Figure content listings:
══════════
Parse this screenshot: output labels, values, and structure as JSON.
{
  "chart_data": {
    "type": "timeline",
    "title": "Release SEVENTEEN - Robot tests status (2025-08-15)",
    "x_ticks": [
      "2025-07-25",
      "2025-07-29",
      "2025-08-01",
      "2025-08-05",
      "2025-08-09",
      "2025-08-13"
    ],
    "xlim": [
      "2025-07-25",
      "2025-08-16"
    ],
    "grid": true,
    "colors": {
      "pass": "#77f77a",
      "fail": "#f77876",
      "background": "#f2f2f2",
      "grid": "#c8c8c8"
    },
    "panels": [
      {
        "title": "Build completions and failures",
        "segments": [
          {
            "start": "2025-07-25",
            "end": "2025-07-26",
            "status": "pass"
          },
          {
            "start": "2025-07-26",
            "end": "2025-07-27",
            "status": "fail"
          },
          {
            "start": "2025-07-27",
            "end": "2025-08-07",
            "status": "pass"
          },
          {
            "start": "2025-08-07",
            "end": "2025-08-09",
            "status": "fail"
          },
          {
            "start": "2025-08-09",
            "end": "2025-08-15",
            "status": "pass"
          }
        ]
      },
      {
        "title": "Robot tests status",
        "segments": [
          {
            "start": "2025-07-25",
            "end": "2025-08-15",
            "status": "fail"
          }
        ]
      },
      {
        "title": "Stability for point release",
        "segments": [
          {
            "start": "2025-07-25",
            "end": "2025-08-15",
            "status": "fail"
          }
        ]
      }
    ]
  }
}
══════════
__Description of the task__. Copy the records above exactly.

__Right answer__.
Parse this screenshot: output labels, values, and structure as JSON.
{
  "chart_data": {
    "type": "timeline",
    "title": "Release SEVENTEEN - Robot tests status (2025-08-15)",
    "x_ticks": [
      "2025-07-25",
      "2025-07-29",
      "2025-08-01",
      "2025-08-05",
      "2025-08-09",
      "2025-08-13"
    ],
    "xlim": [
      "2025-07-25",
      "2025-08-16"
    ],
    "grid": true,
    "colors": {
      "pass": "#77f77a",
      "fail": "#f77876",
      "background": "#f2f2f2",
      "grid": "#c8c8c8"
    },
    "panels": [
      {
        "title": "Build completions and failures",
        "segments": [
          {
            "start": "2025-07-25",
            "end": "2025-07-26",
            "status": "pass"
          },
          {
            "start": "2025-07-26",
            "end": "2025-07-27",
            "status": "fail"
          },
          {
            "start": "2025-07-27",
            "end": "2025-08-07",
            "status": "pass"
          },
          {
            "start": "2025-08-07",
            "end": "2025-08-09",
            "status": "fail"
          },
          {
            "start": "2025-08-09",
            "end": "2025-08-15",
            "status": "pass"
          }
        ]
      },
      {
        "title": "Robot tests status",
        "segments": [
          {
            "start": "2025-07-25",
            "end": "2025-08-15",
            "status": "fail"
          }
        ]
      },
      {
        "title": "Stability for point release",
        "segments": [
          {
            "start": "2025-07-25",
            "end": "2025-08-15",
            "status": "fail"
          }
        ]
      }
    ]
  }
}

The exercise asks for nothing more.